[Texte extrait]
“Nous avons été choqués par les déclarations qui ont été faites, selon lesquelles nous empoisonnerions quasiment nos enfants avec les pommes que nous produisons”, a déclaré lundi sur RTL le président de la Lëtzebuerger Landesuebstbauveräin, l’Association luxembourgeoise des fruiticulteurs, en réaction aux accusations du Mouvement écologique, qui s’appuie sur une nouvelle étude du PAN (Pesticide Action Network Europe) révélant que 85 % des pommes en Europe contiennent au moins cinq résidus de pesticides. Jean‑Claude Muller parle carrément de diffamation à l’égard d’une profession entière qui fait cependant, honnêtement et objectivement, du bon travail. Le MouvEco aurait également confondu pommes et poires en écrivant que les pommes dépasseraient les limites fixées pour l’alimentation infantile. Ces valeurs limites concernent les aliments transformés pour enfants, mais pas une pomme en tant que telle. “La pomme présente tellement d’avantages pour la santé qu’il serait presque, comment dire, très mauvais de ne plus en manger du tout.”
Tout d’abord, il faut préciser que ces résidus se situent tous largement en dessous d’une valeur maximale autorisée à partir de laquelle ils seraient problématiques. Les analyses vont aujourd’hui très loin. Jean‑Claude Muller donne un exemple : “si l’on jette aujourd’hui un morceau de sucre dans le lac de la Haute‑Sûre, une analyse pourra sans doute détecter la présence de sucre dans l’eau, mais cela ne voudra pas dire que l’eau est contaminée ou que le lac est saturé de sucre. Il en va de même pour les résidus que l’on trouve dans les pommes. Les valeurs sont extrêmement faibles.”
Le Mouvement écologique a aussi critiqué le fait que ni l’administration européenne ni l’administration luxembourgeoise de la sécurité alimentaire (l’ALVA, l’Administration luxembourgeoise vétérinaire et alimentaire) ne prennent en compte l’effet “cocktail” des substances chimiques. Certaines substances sont examinées individuellement avec leurs valeurs limites, mais il faudrait aussi étudier les effets à long terme d’une combinaison de pesticides. Peu de recherches sont effectuées sur ce point, critique Mouveco.

[Consigne 1]
D'après l'article sur les résidus de pesticides dans les pommes, quelle part des pommes en Europe contient au moins cinq résidus de pesticides selon l'étude du PAN ?
[Consigne 2]
Poursuivez l'article sur les résidus de pesticides dans les pommes en reprenant juste après sa dernière phrase.
Les entrées qui suivent proviennent d'une autre source.

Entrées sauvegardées
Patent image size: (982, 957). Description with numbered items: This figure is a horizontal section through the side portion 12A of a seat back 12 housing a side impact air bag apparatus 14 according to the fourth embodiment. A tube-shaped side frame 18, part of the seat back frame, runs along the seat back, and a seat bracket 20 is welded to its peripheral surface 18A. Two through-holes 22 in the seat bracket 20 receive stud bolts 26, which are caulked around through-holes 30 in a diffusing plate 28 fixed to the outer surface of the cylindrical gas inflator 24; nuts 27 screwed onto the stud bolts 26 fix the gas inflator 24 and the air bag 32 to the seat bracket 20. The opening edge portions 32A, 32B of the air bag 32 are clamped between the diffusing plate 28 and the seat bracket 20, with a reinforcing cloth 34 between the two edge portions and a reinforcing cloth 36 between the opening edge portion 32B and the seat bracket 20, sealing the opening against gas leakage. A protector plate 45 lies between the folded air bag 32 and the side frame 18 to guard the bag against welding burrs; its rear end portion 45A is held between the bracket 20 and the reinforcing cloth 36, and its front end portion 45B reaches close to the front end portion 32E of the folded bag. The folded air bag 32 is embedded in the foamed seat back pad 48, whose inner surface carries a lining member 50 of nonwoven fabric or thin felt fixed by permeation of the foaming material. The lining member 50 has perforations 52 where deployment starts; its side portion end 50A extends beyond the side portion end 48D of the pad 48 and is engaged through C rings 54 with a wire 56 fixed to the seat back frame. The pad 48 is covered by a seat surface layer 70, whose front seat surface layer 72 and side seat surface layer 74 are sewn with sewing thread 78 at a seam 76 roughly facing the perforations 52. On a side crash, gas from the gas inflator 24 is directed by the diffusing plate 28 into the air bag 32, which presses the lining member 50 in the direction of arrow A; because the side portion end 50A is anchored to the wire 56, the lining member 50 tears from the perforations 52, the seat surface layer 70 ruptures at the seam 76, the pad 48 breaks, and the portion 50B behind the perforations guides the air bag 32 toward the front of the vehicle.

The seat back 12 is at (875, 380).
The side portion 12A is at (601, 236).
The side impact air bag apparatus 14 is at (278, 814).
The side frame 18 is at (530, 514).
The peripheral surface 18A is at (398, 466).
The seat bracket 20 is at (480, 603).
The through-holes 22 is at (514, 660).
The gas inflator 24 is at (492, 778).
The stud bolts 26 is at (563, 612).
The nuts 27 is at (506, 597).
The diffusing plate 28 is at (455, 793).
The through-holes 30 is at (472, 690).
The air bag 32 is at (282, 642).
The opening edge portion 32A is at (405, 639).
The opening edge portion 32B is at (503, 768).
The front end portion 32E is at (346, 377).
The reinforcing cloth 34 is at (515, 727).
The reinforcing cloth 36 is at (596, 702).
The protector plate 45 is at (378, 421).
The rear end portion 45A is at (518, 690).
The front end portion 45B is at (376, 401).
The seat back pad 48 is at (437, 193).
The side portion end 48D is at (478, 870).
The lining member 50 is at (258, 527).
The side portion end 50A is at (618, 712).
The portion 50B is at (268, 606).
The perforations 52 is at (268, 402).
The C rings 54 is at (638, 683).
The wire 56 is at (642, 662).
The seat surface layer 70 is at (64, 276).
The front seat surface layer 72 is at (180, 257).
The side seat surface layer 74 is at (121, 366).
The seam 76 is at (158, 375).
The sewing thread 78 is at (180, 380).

[Réponse 1]
85 % des pommes en Europe.

[Réponse 2]
Le président de l’Association luxembourgeoise des fruiticulteurs ne voulait toutefois pas laisser cette affirmation sans réponse. L’EFSA (Autorité européenne de sécurité des aliments), qui s’occupe de l’autorisation des produits phytosanitaires, a bien cette problématique en vue et examine également où se situent les risques.
“On a un peu donné l’impression que nous passions tous les deux jours dans les vergers avec une sorte de cocktail toxique. Et c’est faux”, a souligné
Jean‑Claude Muller. De manière générale, il faut toutefois garder à l’esprit qu’on ne peut pas se passer totalement de pesticides. Nous avons une certaine empreinte alimentaire et nous devons fournir une certaine quantité. Tout le monde ne peut pas cultiver des pommes dans son propre jardin. Si nous travaillons à grande échelle, l’utilisation de certains produits phytosanitaires est incontournable. “Que ce soit bien ou mal, c’est une autre question”, selon l’invité de la rédaction.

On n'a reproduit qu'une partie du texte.